____ DATASET

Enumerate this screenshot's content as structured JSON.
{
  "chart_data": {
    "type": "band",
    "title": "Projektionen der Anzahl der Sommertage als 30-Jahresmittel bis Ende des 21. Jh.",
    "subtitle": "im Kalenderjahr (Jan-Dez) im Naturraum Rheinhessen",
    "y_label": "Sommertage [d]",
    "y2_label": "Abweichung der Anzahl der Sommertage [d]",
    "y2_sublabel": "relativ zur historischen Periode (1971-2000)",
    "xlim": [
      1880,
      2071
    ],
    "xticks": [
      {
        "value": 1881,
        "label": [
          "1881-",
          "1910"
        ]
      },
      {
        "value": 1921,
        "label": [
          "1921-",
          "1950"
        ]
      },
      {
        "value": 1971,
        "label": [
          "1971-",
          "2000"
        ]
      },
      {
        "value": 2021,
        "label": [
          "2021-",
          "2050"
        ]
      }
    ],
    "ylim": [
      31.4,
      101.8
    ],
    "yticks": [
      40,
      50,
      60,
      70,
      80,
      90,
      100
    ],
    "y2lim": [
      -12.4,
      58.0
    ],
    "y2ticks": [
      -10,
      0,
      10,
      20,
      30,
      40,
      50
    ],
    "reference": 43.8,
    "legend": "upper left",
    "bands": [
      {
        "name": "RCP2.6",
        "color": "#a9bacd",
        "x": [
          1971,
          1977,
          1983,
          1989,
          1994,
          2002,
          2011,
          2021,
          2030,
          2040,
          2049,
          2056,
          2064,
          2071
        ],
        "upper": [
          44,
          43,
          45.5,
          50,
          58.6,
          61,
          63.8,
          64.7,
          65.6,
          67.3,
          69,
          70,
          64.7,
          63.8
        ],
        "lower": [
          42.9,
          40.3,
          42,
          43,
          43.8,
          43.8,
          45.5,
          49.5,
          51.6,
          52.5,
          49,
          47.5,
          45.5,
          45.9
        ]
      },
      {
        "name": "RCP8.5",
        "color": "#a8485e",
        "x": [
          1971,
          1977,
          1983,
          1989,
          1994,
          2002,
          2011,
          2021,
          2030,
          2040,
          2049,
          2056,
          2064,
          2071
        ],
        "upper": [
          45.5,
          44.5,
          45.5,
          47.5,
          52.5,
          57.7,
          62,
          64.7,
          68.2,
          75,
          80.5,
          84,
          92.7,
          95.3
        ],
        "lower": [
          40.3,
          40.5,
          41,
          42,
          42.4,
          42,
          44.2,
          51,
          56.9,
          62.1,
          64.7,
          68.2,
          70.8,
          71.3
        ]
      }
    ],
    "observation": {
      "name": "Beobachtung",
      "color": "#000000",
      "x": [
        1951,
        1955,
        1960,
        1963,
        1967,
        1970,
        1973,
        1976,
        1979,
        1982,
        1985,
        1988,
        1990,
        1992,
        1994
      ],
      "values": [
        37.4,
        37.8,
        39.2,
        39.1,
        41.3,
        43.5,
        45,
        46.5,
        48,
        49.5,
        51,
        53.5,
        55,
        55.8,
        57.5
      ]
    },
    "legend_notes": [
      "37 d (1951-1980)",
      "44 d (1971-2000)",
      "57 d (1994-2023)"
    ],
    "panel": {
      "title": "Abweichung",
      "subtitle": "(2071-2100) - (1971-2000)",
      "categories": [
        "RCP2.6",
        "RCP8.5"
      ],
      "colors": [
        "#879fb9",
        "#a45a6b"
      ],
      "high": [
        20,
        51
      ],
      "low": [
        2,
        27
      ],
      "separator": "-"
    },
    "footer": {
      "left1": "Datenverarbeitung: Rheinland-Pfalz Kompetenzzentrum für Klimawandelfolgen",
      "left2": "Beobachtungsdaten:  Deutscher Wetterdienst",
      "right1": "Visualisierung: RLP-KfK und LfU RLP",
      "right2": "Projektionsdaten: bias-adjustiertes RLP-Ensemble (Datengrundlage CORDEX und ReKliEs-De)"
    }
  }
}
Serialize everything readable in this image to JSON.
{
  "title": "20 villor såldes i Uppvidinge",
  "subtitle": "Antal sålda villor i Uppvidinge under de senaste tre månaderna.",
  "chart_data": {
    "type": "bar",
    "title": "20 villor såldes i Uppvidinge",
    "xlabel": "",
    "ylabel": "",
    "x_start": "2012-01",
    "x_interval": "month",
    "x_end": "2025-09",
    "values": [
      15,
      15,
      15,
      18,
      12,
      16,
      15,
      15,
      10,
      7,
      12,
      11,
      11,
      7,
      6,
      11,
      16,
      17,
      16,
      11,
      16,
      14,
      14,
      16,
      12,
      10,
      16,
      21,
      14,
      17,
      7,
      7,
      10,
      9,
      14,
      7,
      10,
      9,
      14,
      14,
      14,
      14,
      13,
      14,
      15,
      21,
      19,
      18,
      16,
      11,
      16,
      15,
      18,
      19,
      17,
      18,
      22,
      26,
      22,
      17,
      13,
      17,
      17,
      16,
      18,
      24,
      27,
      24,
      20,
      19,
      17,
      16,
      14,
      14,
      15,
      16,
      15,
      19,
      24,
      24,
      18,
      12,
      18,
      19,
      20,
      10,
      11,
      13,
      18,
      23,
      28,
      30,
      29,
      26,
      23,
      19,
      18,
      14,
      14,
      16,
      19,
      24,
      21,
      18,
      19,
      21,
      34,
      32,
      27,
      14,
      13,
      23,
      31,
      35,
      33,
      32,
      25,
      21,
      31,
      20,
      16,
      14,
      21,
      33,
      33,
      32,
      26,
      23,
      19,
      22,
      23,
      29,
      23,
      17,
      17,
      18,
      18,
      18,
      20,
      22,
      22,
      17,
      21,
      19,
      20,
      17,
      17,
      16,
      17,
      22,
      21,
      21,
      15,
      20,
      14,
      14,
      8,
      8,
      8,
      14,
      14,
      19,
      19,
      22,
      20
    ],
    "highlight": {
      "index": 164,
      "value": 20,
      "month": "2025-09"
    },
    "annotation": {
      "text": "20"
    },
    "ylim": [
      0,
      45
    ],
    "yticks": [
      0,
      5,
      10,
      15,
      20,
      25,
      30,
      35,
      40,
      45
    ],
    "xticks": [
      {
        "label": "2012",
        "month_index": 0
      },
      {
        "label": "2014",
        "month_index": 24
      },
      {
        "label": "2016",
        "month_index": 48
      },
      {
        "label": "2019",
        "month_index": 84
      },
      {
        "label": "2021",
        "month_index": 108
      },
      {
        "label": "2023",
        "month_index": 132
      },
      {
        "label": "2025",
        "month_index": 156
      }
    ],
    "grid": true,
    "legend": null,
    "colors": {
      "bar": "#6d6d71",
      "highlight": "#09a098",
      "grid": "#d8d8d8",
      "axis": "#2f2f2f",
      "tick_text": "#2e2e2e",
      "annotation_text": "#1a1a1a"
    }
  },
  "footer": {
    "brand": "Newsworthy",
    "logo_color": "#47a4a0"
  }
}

________

PROBLEM
Quote the data in full, keeping each word unchanged.

CORRECT OUTPUT
Enumerate this screenshot's content as structured JSON.
{
  "chart_data": {
    "type": "band",
    "title": "Projektionen der Anzahl der Sommertage als 30-Jahresmittel bis Ende des 21. Jh.",
    "subtitle": "im Kalenderjahr (Jan-Dez) im Naturraum Rheinhessen",
    "y_label": "Sommertage [d]",
    "y2_label": "Abweichung der Anzahl der Sommertage [d]",
    "y2_sublabel": "relativ zur historischen Periode (1971-2000)",
    "xlim": [
      1880,
      2071
    ],
    "xticks": [
      {
        "value": 1881,
        "label": [
          "1881-",
          "1910"
        ]
      },
      {
        "value": 1921,
        "label": [
          "1921-",
          "1950"
        ]
      },
      {
        "value": 1971,
        "label": [
          "1971-",
          "2000"
        ]
      },
      {
        "value": 2021,
        "label": [
          "2021-",
          "2050"
        ]
      }
    ],
    "ylim": [
      31.4,
      101.8
    ],
    "yticks": [
      40,
      50,
      60,
      70,
      80,
      90,
      100
    ],
    "y2lim": [
      -12.4,
      58.0
    ],
    "y2ticks": [
      -10,
      0,
      10,
      20,
      30,
      40,
      50
    ],
    "reference": 43.8,
    "legend": "upper left",
    "bands": [
      {
        "name": "RCP2.6",
        "color": "#a9bacd",
        "x": [
          1971,
          1977,
          1983,
          1989,
          1994,
          2002,
          2011,
          2021,
          2030,
          2040,
          2049,
          2056,
          2064,
          2071
        ],
        "upper": [
          44,
          43,
          45.5,
          50,
          58.6,
          61,
          63.8,
          64.7,
          65.6,
          67.3,
          69,
          70,
          64.7,
          63.8
        ],
        "lower": [
          42.9,
          40.3,
          42,
          43,
          43.8,
          43.8,
          45.5,
          49.5,
          51.6,
          52.5,
          49,
          47.5,
          45.5,
          45.9
        ]
      },
      {
        "name": "RCP8.5",
        "color": "#a8485e",
        "x": [
          1971,
          1977,
          1983,
          1989,
          1994,
          2002,
          2011,
          2021,
          2030,
          2040,
          2049,
          2056,
          2064,
          2071
        ],
        "upper": [
          45.5,
          44.5,
          45.5,
          47.5,
          52.5,
          57.7,
          62,
          64.7,
          68.2,
          75,
          80.5,
          84,
          92.7,
          95.3
        ],
        "lower": [
          40.3,
          40.5,
          41,
          42,
          42.4,
          42,
          44.2,
          51,
          56.9,
          62.1,
          64.7,
          68.2,
          70.8,
          71.3
        ]
      }
    ],
    "observation": {
      "name": "Beobachtung",
      "color": "#000000",
      "x": [
        1951,
        1955,
        1960,
        1963,
        1967,
        1970,
        1973,
        1976,
        1979,
        1982,
        1985,
        1988,
        1990,
        1992,
        1994
      ],
      "values": [
        37.4,
        37.8,
        39.2,
        39.1,
        41.3,
        43.5,
        45,
        46.5,
        48,
        49.5,
        51,
        53.5,
        55,
        55.8,
        57.5
      ]
    },
    "legend_notes": [
      "37 d (1951-1980)",
      "44 d (1971-2000)",
      "57 d (1994-2023)"
    ],
    "panel": {
      "title": "Abweichung",
      "subtitle": "(2071-2100) - (1971-2000)",
      "categories": [
        "RCP2.6",
        "RCP8.5"
      ],
      "colors": [
        "#879fb9",
        "#a45a6b"
      ],
      "high": [
        20,
        51
      ],
      "low": [
        2,
        27
      ],
      "separator": "-"
    },
    "footer": {
      "left1": "Datenverarbeitung: Rheinland-Pfalz Kompetenzzentrum für Klimawandelfolgen",
      "left2": "Beobachtungsdaten:  Deutscher Wetterdienst",
      "right1": "Visualisierung: RLP-KfK und LfU RLP",
      "right2": "Projektionsdaten: bias-adjustiertes RLP-Ensemble (Datengrundlage CORDEX und ReKliEs-De)"
    }
  }
}
Serialize everything readable in this image to JSON.
{
  "title": "20 villor såldes i Uppvidinge",
  "subtitle": "Antal sålda villor i Uppvidinge under de senaste tre månaderna.",
  "chart_data": {
    "type": "bar",
    "title": "20 villor såldes i Uppvidinge",
    "xlabel": "",
    "ylabel": "",
    "x_start": "2012-01",
    "x_interval": "month",
    "x_end": "2025-09",
    "values": [
      15,
      15,
      15,
      18,
      12,
      16,
      15,
      15,
      10,
      7,
      12,
      11,
      11,
      7,
      6,
      11,
      16,
      17,
      16,
      11,
      16,
      14,
      14,
      16,
      12,
      10,
      16,
      21,
      14,
      17,
      7,
      7,
      10,
      9,
      14,
      7,
      10,
      9,
      14,
      14,
      14,
      14,
      13,
      14,
      15,
      21,
      19,
      18,
      16,
      11,
      16,
      15,
      18,
      19,
      17,
      18,
      22,
      26,
      22,
      17,
      13,
      17,
      17,
      16,
      18,
      24,
      27,
      24,
      20,
      19,
      17,
      16,
      14,
      14,
      15,
      16,
      15,
      19,
      24,
      24,
      18,
      12,
      18,
      19,
      20,
      10,
      11,
      13,
      18,
      23,
      28,
      30,
      29,
      26,
      23,
      19,
      18,
      14,
      14,
      16,
      19,
      24,
      21,
      18,
      19,
      21,
      34,
      32,
      27,
      14,
      13,
      23,
      31,
      35,
      33,
      32,
      25,
      21,
      31,
      20,
      16,
      14,
      21,
      33,
      33,
      32,
      26,
      23,
      19,
      22,
      23,
      29,
      23,
      17,
      17,
      18,
      18,
      18,
      20,
      22,
      22,
      17,
      21,
      19,
      20,
      17,
      17,
      16,
      17,
      22,
      21,
      21,
      15,
      20,
      14,
      14,
      8,
      8,
      8,
      14,
      14,
      19,
      19,
      22,
      20
    ],
    "highlight": {
      "index": 164,
      "value": 20,
      "month": "2025-09"
    },
    "annotation": {
      "text": "20"
    },
    "ylim": [
      0,
      45
    ],
    "yticks": [
      0,
      5,
      10,
      15,
      20,
      25,
      30,
      35,
      40,
      45
    ],
    "xticks": [
      {
        "label": "2012",
        "month_index": 0
      },
      {
        "label": "2014",
        "month_index": 24
      },
      {
        "label": "2016",
        "month_index": 48
      },
      {
        "label": "2019",
        "month_index": 84
      },
      {
        "label": "2021",
        "month_index": 108
      },
      {
        "label": "2023",
        "month_index": 132
      },
      {
        "label": "2025",
        "month_index": 156
      }
    ],
    "grid": true,
    "legend": null,
    "colors": {
      "bar": "#6d6d71",
      "highlight": "#09a098",
      "grid": "#d8d8d8",
      "axis": "#2f2f2f",
      "tick_text": "#2e2e2e",
      "annotation_text": "#1a1a1a"
    }
  },
  "footer": {
    "brand": "Newsworthy",
    "logo_color": "#47a4a0"
  }
}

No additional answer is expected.